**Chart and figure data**
_ _ _ _
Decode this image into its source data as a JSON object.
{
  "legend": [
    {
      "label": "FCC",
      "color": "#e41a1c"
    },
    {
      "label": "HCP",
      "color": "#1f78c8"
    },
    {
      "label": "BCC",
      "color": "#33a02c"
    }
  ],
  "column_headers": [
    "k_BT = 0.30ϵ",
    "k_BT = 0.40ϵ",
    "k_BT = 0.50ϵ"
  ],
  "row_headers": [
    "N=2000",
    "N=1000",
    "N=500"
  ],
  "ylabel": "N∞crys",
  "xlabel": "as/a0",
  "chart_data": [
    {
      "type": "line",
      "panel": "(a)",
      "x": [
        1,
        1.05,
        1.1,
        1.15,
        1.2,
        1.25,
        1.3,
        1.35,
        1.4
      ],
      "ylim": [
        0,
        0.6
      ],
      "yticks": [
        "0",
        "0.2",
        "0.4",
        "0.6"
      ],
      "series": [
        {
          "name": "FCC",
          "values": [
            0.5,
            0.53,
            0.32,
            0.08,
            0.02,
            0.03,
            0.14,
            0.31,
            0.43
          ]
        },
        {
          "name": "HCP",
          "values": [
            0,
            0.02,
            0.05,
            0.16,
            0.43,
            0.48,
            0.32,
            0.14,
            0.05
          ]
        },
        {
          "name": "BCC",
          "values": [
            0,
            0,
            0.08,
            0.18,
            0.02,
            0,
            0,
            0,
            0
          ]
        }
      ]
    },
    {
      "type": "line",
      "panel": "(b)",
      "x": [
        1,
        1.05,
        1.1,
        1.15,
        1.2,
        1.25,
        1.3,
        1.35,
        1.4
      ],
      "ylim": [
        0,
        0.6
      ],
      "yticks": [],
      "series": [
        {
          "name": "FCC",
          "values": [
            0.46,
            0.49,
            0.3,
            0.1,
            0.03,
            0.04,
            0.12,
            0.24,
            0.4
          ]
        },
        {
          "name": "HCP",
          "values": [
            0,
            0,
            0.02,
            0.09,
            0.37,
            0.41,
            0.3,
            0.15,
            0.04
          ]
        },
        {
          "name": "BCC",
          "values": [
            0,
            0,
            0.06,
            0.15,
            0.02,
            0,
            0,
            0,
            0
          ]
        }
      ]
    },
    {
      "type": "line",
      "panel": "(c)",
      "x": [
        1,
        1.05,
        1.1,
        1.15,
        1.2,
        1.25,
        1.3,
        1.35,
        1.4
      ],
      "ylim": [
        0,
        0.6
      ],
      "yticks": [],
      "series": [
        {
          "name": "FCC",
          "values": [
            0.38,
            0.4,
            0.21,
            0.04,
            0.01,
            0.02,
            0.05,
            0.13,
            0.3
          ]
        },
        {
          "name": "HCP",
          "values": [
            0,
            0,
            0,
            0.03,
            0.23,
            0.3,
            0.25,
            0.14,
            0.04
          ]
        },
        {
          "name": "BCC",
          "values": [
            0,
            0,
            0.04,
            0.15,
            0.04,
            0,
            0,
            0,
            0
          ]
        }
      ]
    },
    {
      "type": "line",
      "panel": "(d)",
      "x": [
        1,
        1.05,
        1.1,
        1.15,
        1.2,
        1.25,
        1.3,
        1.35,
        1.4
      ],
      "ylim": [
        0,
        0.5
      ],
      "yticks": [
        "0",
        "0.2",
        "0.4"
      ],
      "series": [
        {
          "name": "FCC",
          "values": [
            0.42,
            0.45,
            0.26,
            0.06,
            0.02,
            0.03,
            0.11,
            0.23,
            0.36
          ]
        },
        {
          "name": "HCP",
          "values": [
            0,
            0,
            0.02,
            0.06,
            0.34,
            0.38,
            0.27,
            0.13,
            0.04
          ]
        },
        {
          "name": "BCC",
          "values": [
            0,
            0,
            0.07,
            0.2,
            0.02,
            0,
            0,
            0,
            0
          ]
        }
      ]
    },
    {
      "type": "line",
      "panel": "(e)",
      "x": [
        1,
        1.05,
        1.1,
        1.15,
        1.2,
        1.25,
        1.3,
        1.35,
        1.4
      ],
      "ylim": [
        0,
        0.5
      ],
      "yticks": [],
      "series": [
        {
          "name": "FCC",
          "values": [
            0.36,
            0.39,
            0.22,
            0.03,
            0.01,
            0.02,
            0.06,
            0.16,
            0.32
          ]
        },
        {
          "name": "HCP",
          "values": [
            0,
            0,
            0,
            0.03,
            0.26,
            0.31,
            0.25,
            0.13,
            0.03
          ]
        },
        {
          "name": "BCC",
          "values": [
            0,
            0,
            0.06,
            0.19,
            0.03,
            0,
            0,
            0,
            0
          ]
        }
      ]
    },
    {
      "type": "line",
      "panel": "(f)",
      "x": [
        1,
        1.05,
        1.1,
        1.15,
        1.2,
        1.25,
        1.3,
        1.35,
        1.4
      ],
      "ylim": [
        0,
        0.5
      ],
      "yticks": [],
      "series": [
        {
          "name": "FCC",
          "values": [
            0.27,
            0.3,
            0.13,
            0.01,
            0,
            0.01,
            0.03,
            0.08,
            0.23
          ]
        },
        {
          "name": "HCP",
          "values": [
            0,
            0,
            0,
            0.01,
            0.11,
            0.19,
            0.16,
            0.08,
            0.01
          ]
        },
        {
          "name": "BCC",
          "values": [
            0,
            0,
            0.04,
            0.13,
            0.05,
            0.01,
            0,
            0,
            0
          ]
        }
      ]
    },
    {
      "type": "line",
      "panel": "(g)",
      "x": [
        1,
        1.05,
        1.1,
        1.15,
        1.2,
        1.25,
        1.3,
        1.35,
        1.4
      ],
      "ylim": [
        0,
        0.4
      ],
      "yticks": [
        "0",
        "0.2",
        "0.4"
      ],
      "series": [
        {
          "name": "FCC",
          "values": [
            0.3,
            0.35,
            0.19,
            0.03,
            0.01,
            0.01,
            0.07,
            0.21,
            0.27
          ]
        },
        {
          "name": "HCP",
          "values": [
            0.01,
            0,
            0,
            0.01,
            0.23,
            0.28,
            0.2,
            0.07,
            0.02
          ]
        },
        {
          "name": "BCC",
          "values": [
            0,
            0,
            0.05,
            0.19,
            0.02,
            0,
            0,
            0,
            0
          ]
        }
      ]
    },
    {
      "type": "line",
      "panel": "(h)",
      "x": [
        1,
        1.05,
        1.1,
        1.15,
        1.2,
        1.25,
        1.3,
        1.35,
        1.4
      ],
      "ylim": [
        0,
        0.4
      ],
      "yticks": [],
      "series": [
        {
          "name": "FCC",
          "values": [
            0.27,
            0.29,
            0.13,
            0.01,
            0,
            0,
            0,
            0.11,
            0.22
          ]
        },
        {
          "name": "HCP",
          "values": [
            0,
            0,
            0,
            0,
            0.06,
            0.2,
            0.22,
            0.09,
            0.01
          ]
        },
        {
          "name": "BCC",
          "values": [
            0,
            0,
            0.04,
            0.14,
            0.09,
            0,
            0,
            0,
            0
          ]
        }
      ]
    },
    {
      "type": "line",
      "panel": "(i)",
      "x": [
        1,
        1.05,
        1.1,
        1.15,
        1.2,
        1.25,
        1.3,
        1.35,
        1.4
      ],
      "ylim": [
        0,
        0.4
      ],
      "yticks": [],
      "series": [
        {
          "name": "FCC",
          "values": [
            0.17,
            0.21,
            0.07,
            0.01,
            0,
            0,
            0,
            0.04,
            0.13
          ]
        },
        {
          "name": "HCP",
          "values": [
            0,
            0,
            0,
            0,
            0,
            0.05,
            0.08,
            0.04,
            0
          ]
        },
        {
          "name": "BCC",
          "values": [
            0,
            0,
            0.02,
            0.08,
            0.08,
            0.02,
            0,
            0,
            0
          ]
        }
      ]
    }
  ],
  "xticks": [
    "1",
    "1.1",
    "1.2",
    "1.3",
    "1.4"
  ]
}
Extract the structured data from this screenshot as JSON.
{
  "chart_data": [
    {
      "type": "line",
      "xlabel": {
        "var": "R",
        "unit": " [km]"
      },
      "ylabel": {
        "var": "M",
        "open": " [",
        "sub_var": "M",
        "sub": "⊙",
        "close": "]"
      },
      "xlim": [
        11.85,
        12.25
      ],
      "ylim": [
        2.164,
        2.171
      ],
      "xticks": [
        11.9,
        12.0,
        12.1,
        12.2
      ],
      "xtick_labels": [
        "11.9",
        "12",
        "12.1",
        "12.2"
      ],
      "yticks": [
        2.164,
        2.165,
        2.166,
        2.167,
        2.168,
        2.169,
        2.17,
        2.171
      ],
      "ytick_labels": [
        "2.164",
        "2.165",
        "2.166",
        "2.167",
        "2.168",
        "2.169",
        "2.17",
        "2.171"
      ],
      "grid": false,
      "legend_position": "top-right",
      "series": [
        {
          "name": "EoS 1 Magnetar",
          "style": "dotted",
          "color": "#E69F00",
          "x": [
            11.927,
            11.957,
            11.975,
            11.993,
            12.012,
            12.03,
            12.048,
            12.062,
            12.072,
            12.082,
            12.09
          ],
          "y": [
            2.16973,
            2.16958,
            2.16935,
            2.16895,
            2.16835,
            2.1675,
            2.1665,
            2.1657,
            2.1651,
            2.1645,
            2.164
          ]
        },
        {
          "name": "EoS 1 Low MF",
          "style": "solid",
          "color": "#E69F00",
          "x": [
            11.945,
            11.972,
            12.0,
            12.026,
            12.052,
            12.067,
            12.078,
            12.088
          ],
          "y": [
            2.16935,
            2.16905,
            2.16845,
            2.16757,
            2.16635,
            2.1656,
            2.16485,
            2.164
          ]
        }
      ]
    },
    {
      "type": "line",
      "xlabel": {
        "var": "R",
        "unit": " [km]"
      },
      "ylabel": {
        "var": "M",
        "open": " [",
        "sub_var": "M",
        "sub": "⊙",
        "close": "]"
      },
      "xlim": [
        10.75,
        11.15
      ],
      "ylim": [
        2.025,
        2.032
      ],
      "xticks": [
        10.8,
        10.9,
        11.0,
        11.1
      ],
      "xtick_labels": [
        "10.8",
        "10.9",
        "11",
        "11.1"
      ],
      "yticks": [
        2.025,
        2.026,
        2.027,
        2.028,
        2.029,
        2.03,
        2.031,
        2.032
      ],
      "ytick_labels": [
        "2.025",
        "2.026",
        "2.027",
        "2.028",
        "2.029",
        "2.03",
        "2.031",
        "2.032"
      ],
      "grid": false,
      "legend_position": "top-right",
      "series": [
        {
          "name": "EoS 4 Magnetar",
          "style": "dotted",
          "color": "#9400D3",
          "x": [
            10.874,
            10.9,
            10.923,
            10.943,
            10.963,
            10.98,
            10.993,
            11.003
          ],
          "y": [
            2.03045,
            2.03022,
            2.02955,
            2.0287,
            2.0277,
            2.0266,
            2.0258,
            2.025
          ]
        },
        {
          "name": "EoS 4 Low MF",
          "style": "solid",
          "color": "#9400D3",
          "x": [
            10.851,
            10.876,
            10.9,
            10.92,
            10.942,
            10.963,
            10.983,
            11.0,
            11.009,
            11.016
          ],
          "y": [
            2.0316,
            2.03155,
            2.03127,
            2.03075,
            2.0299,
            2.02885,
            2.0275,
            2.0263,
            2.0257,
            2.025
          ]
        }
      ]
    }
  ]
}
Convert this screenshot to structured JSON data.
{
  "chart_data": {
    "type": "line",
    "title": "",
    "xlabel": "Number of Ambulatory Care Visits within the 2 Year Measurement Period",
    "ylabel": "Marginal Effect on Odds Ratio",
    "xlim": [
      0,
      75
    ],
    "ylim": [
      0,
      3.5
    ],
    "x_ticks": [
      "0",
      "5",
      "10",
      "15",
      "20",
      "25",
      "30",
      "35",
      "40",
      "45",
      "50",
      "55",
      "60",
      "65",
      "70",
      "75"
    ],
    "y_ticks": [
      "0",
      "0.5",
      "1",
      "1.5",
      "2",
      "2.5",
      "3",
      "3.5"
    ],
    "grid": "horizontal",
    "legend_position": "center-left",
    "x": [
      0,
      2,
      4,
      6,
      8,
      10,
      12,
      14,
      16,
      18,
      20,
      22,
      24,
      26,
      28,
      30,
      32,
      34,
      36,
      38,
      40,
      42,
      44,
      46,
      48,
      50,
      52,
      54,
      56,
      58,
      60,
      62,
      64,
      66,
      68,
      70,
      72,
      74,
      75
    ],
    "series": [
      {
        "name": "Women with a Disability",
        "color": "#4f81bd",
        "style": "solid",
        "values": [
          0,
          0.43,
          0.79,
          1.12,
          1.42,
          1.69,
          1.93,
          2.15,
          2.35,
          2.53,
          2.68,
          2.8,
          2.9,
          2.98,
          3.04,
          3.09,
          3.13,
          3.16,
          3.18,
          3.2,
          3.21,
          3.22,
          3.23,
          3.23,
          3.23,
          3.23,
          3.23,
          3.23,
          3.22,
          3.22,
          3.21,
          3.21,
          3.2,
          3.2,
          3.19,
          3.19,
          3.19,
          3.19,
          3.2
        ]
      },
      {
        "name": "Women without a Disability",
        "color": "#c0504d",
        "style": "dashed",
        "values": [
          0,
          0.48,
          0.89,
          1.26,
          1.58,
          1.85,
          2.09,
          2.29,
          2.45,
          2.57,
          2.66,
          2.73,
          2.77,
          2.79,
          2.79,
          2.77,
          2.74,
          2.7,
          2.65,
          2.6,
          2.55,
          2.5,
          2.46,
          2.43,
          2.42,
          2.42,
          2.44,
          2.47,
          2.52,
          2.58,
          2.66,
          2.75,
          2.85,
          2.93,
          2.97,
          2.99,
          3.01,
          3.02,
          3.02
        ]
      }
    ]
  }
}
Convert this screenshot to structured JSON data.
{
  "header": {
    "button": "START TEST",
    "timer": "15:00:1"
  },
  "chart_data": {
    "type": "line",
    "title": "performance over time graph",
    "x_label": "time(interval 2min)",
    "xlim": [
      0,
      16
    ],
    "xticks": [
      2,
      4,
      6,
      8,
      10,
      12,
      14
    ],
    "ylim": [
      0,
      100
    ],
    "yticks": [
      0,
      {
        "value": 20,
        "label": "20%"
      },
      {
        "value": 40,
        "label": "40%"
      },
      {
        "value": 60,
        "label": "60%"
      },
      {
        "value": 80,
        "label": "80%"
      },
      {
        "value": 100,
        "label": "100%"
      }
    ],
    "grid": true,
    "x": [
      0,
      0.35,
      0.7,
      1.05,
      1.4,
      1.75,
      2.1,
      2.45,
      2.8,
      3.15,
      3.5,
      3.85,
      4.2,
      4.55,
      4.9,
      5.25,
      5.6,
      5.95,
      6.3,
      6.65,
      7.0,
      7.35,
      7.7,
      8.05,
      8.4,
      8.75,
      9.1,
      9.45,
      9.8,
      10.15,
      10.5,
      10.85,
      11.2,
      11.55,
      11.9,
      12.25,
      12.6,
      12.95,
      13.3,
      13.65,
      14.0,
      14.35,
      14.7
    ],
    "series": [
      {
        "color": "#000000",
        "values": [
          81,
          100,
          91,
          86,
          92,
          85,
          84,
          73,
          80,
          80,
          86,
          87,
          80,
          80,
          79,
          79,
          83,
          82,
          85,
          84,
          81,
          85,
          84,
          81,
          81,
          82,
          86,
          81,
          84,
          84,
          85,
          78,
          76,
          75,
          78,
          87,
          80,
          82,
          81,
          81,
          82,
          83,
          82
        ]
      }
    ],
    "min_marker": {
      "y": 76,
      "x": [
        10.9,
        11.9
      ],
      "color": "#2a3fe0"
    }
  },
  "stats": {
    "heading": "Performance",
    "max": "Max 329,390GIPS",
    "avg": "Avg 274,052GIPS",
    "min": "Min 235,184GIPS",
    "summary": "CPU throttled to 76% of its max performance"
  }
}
_ _ _ _
Across the entries, how many lines contain "Women"? Reply with the number only.

2